-- Extracted data --

— Start —

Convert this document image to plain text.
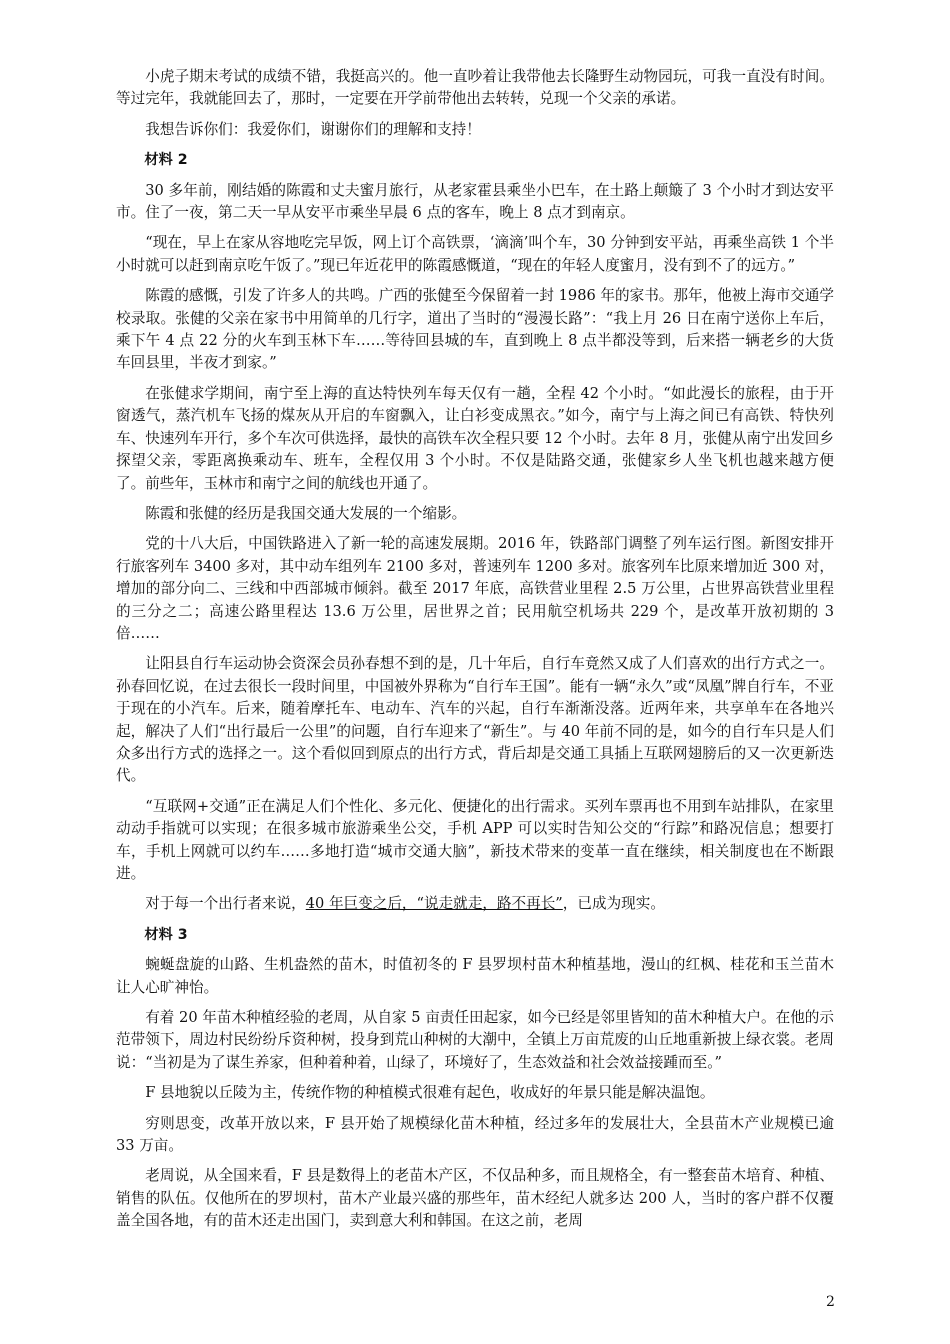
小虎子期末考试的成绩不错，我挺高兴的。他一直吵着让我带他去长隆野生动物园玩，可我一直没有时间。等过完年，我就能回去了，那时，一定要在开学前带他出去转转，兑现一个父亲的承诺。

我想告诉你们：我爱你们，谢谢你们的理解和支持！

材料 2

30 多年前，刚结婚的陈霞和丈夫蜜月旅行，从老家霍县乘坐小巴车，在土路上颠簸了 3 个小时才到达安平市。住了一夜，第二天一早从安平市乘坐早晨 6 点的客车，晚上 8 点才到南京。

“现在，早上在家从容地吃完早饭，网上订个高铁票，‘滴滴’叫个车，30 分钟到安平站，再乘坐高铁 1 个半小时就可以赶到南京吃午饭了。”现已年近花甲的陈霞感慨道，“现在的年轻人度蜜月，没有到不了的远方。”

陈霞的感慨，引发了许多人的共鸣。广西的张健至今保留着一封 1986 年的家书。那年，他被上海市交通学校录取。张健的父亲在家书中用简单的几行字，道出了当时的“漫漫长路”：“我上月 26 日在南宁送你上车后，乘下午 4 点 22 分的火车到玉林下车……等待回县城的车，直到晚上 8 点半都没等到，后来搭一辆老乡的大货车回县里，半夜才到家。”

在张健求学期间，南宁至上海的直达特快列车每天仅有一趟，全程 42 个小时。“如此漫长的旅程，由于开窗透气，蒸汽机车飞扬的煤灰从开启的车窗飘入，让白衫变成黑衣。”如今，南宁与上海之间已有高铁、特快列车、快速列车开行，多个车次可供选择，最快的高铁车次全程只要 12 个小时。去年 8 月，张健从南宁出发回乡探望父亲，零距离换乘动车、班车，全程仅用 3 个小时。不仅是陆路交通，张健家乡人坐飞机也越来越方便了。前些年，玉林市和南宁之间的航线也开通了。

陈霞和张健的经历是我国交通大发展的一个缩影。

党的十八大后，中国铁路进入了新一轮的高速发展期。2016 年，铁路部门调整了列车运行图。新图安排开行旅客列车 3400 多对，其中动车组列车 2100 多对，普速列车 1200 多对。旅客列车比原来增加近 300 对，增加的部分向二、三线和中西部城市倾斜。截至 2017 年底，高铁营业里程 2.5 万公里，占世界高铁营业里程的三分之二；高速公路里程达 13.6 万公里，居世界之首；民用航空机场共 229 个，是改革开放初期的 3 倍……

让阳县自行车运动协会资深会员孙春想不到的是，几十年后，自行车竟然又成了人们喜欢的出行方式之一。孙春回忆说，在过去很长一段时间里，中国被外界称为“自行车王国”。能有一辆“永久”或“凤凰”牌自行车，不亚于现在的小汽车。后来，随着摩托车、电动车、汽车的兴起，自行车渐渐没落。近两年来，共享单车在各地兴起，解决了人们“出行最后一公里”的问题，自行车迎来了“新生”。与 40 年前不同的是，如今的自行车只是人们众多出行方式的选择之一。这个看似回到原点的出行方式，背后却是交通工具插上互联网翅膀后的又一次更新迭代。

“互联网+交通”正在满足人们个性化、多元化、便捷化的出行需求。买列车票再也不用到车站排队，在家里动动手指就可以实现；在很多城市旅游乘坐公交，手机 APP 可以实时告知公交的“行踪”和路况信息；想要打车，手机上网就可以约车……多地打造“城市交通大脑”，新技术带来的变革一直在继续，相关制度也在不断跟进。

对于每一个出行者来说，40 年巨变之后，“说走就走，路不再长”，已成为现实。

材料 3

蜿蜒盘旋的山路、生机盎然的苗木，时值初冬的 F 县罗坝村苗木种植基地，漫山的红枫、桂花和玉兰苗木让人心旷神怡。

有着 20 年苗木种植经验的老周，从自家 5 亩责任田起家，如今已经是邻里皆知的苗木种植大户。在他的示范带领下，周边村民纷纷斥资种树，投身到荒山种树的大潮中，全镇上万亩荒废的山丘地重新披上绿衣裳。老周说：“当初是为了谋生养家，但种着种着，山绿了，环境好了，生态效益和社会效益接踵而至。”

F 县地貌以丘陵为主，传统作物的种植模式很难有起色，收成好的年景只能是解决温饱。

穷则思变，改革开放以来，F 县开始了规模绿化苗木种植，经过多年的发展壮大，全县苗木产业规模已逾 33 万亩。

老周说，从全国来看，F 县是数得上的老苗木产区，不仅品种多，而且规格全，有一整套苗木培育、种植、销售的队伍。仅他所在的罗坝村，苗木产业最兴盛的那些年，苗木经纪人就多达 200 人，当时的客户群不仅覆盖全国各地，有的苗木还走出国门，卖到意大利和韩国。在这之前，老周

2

— End —
— Start —

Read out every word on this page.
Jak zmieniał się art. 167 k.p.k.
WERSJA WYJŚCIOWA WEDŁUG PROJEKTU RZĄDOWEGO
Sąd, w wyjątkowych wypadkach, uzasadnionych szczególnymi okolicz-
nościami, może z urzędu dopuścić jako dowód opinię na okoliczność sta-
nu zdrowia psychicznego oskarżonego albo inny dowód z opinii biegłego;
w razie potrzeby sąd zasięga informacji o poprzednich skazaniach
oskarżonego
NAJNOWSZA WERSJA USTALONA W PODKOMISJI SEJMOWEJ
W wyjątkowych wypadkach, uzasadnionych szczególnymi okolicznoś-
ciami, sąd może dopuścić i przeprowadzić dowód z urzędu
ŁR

— End —

-- Directive --
Your task is to pick out every line with the string "oskarżonego" and copy it.

-- Result for this exercise --
nu zdrowia psychicznego oskarżonego albo inny dowód z opinii biegłego;
oskarżonego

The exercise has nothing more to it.